>> begin INFORMATION SUPPLIED

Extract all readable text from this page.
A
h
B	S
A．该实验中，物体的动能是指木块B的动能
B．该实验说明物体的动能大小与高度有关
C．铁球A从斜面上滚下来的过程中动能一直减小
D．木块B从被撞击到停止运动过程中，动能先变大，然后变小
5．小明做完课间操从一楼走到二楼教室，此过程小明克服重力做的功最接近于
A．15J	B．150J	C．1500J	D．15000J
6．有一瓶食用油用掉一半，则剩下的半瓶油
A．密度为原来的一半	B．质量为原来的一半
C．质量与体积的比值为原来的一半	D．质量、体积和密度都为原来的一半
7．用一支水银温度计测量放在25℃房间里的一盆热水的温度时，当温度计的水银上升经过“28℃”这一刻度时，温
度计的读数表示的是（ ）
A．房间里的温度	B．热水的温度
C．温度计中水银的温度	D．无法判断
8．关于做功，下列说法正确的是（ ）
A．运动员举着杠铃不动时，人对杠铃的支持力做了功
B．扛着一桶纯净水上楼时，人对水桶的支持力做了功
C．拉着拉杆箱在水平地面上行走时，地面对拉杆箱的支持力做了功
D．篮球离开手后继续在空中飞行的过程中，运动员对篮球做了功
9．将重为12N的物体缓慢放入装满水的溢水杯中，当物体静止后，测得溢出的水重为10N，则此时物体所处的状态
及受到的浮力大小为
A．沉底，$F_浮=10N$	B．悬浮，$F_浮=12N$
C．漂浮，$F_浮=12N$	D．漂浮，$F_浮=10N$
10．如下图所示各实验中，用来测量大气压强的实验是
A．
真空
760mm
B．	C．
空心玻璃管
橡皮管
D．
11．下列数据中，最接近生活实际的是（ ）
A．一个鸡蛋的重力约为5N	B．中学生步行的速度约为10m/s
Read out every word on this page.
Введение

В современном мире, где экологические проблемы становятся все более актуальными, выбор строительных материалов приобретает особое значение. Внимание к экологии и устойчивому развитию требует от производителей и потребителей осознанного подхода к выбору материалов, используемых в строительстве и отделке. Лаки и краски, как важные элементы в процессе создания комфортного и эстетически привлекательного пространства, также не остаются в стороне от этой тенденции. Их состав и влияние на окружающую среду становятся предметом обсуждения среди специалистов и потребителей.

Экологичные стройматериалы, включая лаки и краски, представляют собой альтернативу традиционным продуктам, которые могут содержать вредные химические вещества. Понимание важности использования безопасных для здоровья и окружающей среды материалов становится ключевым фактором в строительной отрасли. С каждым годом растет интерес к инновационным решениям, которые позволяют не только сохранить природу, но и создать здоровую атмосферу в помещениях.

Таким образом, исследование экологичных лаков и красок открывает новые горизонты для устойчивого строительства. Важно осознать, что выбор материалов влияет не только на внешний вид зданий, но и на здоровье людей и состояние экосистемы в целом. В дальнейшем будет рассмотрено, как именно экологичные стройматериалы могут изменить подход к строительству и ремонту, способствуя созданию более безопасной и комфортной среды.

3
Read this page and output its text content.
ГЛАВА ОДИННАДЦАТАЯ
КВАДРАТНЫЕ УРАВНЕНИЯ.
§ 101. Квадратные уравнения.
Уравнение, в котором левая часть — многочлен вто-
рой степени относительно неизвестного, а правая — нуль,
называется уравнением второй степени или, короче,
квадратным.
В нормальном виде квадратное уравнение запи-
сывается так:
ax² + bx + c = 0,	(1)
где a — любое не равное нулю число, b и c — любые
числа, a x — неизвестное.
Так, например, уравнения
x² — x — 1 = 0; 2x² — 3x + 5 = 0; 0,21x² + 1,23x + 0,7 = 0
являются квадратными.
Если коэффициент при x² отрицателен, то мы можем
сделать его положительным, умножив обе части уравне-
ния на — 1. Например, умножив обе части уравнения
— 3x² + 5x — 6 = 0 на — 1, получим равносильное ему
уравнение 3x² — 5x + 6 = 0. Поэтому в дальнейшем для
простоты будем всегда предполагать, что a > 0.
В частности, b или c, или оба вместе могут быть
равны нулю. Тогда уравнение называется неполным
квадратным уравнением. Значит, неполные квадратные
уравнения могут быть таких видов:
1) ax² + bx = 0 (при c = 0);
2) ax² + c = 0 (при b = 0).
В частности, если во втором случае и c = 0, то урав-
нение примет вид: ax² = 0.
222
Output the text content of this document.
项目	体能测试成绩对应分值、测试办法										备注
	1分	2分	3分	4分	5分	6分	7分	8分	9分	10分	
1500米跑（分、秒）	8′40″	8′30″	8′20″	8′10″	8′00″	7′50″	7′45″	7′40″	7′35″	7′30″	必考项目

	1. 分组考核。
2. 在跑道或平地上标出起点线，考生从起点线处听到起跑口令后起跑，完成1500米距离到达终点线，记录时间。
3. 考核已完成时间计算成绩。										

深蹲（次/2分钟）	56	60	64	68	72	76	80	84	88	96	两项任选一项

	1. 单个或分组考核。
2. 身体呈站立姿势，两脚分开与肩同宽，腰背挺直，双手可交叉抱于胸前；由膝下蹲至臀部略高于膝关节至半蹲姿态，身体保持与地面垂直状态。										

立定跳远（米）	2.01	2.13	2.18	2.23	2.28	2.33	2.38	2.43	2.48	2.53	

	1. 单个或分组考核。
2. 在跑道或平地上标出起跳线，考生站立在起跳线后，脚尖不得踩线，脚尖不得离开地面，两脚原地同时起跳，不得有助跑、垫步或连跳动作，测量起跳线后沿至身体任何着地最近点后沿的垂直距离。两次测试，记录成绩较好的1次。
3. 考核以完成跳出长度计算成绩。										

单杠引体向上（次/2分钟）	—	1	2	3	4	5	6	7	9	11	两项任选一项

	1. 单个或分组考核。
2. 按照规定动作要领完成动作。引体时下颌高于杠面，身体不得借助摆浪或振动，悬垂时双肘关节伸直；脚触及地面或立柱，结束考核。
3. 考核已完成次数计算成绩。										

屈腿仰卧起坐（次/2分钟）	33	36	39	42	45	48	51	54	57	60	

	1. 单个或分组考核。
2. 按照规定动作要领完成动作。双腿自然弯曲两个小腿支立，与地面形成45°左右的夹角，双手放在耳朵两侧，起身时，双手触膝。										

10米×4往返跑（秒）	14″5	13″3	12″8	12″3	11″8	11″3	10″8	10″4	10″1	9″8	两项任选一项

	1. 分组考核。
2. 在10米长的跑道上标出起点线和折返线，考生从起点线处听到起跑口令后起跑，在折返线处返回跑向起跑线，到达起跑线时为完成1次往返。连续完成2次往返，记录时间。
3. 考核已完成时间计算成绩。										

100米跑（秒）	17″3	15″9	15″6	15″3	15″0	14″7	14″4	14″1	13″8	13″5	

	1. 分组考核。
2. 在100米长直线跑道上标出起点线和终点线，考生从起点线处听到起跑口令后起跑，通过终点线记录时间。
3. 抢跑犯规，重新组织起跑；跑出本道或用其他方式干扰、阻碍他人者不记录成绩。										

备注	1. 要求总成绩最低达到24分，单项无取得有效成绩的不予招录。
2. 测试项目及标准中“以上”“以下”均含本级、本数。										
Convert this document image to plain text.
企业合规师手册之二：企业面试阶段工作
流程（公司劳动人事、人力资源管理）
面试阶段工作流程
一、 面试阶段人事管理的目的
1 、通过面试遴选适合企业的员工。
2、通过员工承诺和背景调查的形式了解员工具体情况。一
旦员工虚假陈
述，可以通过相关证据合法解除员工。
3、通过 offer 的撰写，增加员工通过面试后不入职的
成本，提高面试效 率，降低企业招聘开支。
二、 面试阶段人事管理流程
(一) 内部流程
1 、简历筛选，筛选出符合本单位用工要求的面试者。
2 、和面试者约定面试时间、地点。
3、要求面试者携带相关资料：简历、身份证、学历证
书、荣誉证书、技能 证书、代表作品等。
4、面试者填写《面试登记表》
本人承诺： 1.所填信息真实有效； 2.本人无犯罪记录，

>> end INFORMATION SUPPLIED

- [WHAT IS BEING ASKED]:
Send back every record, precisely as written.

- [THE COMPLETED TASK]:
Extract all readable text from this page.
A
h
B	S
A．该实验中，物体的动能是指木块B的动能
B．该实验说明物体的动能大小与高度有关
C．铁球A从斜面上滚下来的过程中动能一直减小
D．木块B从被撞击到停止运动过程中，动能先变大，然后变小
5．小明做完课间操从一楼走到二楼教室，此过程小明克服重力做的功最接近于
A．15J	B．150J	C．1500J	D．15000J
6．有一瓶食用油用掉一半，则剩下的半瓶油
A．密度为原来的一半	B．质量为原来的一半
C．质量与体积的比值为原来的一半	D．质量、体积和密度都为原来的一半
7．用一支水银温度计测量放在25℃房间里的一盆热水的温度时，当温度计的水银上升经过“28℃”这一刻度时，温
度计的读数表示的是（ ）
A．房间里的温度	B．热水的温度
C．温度计中水银的温度	D．无法判断
8．关于做功，下列说法正确的是（ ）
A．运动员举着杠铃不动时，人对杠铃的支持力做了功
B．扛着一桶纯净水上楼时，人对水桶的支持力做了功
C．拉着拉杆箱在水平地面上行走时，地面对拉杆箱的支持力做了功
D．篮球离开手后继续在空中飞行的过程中，运动员对篮球做了功
9．将重为12N的物体缓慢放入装满水的溢水杯中，当物体静止后，测得溢出的水重为10N，则此时物体所处的状态
及受到的浮力大小为
A．沉底，$F_浮=10N$	B．悬浮，$F_浮=12N$
C．漂浮，$F_浮=12N$	D．漂浮，$F_浮=10N$
10．如下图所示各实验中，用来测量大气压强的实验是
A．
真空
760mm
B．	C．
空心玻璃管
橡皮管
D．
11．下列数据中，最接近生活实际的是（ ）
A．一个鸡蛋的重力约为5N	B．中学生步行的速度约为10m/s
Read out every word on this page.
Введение

В современном мире, где экологические проблемы становятся все более актуальными, выбор строительных материалов приобретает особое значение. Внимание к экологии и устойчивому развитию требует от производителей и потребителей осознанного подхода к выбору материалов, используемых в строительстве и отделке. Лаки и краски, как важные элементы в процессе создания комфортного и эстетически привлекательного пространства, также не остаются в стороне от этой тенденции. Их состав и влияние на окружающую среду становятся предметом обсуждения среди специалистов и потребителей.

Экологичные стройматериалы, включая лаки и краски, представляют собой альтернативу традиционным продуктам, которые могут содержать вредные химические вещества. Понимание важности использования безопасных для здоровья и окружающей среды материалов становится ключевым фактором в строительной отрасли. С каждым годом растет интерес к инновационным решениям, которые позволяют не только сохранить природу, но и создать здоровую атмосферу в помещениях.

Таким образом, исследование экологичных лаков и красок открывает новые горизонты для устойчивого строительства. Важно осознать, что выбор материалов влияет не только на внешний вид зданий, но и на здоровье людей и состояние экосистемы в целом. В дальнейшем будет рассмотрено, как именно экологичные стройматериалы могут изменить подход к строительству и ремонту, способствуя созданию более безопасной и комфортной среды.

3
Read this page and output its text content.
ГЛАВА ОДИННАДЦАТАЯ
КВАДРАТНЫЕ УРАВНЕНИЯ.
§ 101. Квадратные уравнения.
Уравнение, в котором левая часть — многочлен вто-
рой степени относительно неизвестного, а правая — нуль,
называется уравнением второй степени или, короче,
квадратным.
В нормальном виде квадратное уравнение запи-
сывается так:
ax² + bx + c = 0,	(1)
где a — любое не равное нулю число, b и c — любые
числа, a x — неизвестное.
Так, например, уравнения
x² — x — 1 = 0; 2x² — 3x + 5 = 0; 0,21x² + 1,23x + 0,7 = 0
являются квадратными.
Если коэффициент при x² отрицателен, то мы можем
сделать его положительным, умножив обе части уравне-
ния на — 1. Например, умножив обе части уравнения
— 3x² + 5x — 6 = 0 на — 1, получим равносильное ему
уравнение 3x² — 5x + 6 = 0. Поэтому в дальнейшем для
простоты будем всегда предполагать, что a > 0.
В частности, b или c, или оба вместе могут быть
равны нулю. Тогда уравнение называется неполным
квадратным уравнением. Значит, неполные квадратные
уравнения могут быть таких видов:
1) ax² + bx = 0 (при c = 0);
2) ax² + c = 0 (при b = 0).
В частности, если во втором случае и c = 0, то урав-
нение примет вид: ax² = 0.
222
Output the text content of this document.
项目	体能测试成绩对应分值、测试办法										备注
	1分	2分	3分	4分	5分	6分	7分	8分	9分	10分	
1500米跑（分、秒）	8′40″	8′30″	8′20″	8′10″	8′00″	7′50″	7′45″	7′40″	7′35″	7′30″	必考项目

	1. 分组考核。
2. 在跑道或平地上标出起点线，考生从起点线处听到起跑口令后起跑，完成1500米距离到达终点线，记录时间。
3. 考核已完成时间计算成绩。										

深蹲（次/2分钟）	56	60	64	68	72	76	80	84	88	96	两项任选一项

	1. 单个或分组考核。
2. 身体呈站立姿势，两脚分开与肩同宽，腰背挺直，双手可交叉抱于胸前；由膝下蹲至臀部略高于膝关节至半蹲姿态，身体保持与地面垂直状态。										

立定跳远（米）	2.01	2.13	2.18	2.23	2.28	2.33	2.38	2.43	2.48	2.53	

	1. 单个或分组考核。
2. 在跑道或平地上标出起跳线，考生站立在起跳线后，脚尖不得踩线，脚尖不得离开地面，两脚原地同时起跳，不得有助跑、垫步或连跳动作，测量起跳线后沿至身体任何着地最近点后沿的垂直距离。两次测试，记录成绩较好的1次。
3. 考核以完成跳出长度计算成绩。										

单杠引体向上（次/2分钟）	—	1	2	3	4	5	6	7	9	11	两项任选一项

	1. 单个或分组考核。
2. 按照规定动作要领完成动作。引体时下颌高于杠面，身体不得借助摆浪或振动，悬垂时双肘关节伸直；脚触及地面或立柱，结束考核。
3. 考核已完成次数计算成绩。										

屈腿仰卧起坐（次/2分钟）	33	36	39	42	45	48	51	54	57	60	

	1. 单个或分组考核。
2. 按照规定动作要领完成动作。双腿自然弯曲两个小腿支立，与地面形成45°左右的夹角，双手放在耳朵两侧，起身时，双手触膝。										

10米×4往返跑（秒）	14″5	13″3	12″8	12″3	11″8	11″3	10″8	10″4	10″1	9″8	两项任选一项

	1. 分组考核。
2. 在10米长的跑道上标出起点线和折返线，考生从起点线处听到起跑口令后起跑，在折返线处返回跑向起跑线，到达起跑线时为完成1次往返。连续完成2次往返，记录时间。
3. 考核已完成时间计算成绩。										

100米跑（秒）	17″3	15″9	15″6	15″3	15″0	14″7	14″4	14″1	13″8	13″5	

	1. 分组考核。
2. 在100米长直线跑道上标出起点线和终点线，考生从起点线处听到起跑口令后起跑，通过终点线记录时间。
3. 抢跑犯规，重新组织起跑；跑出本道或用其他方式干扰、阻碍他人者不记录成绩。										

备注	1. 要求总成绩最低达到24分，单项无取得有效成绩的不予招录。
2. 测试项目及标准中“以上”“以下”均含本级、本数。										
Convert this document image to plain text.
企业合规师手册之二：企业面试阶段工作
流程（公司劳动人事、人力资源管理）
面试阶段工作流程
一、 面试阶段人事管理的目的
1 、通过面试遴选适合企业的员工。
2、通过员工承诺和背景调查的形式了解员工具体情况。一
旦员工虚假陈
述，可以通过相关证据合法解除员工。
3、通过 offer 的撰写，增加员工通过面试后不入职的
成本，提高面试效 率，降低企业招聘开支。
二、 面试阶段人事管理流程
(一) 内部流程
1 、简历筛选，筛选出符合本单位用工要求的面试者。
2 、和面试者约定面试时间、地点。
3、要求面试者携带相关资料：简历、身份证、学历证
书、荣誉证书、技能 证书、代表作品等。
4、面试者填写《面试登记表》
本人承诺： 1.所填信息真实有效； 2.本人无犯罪记录，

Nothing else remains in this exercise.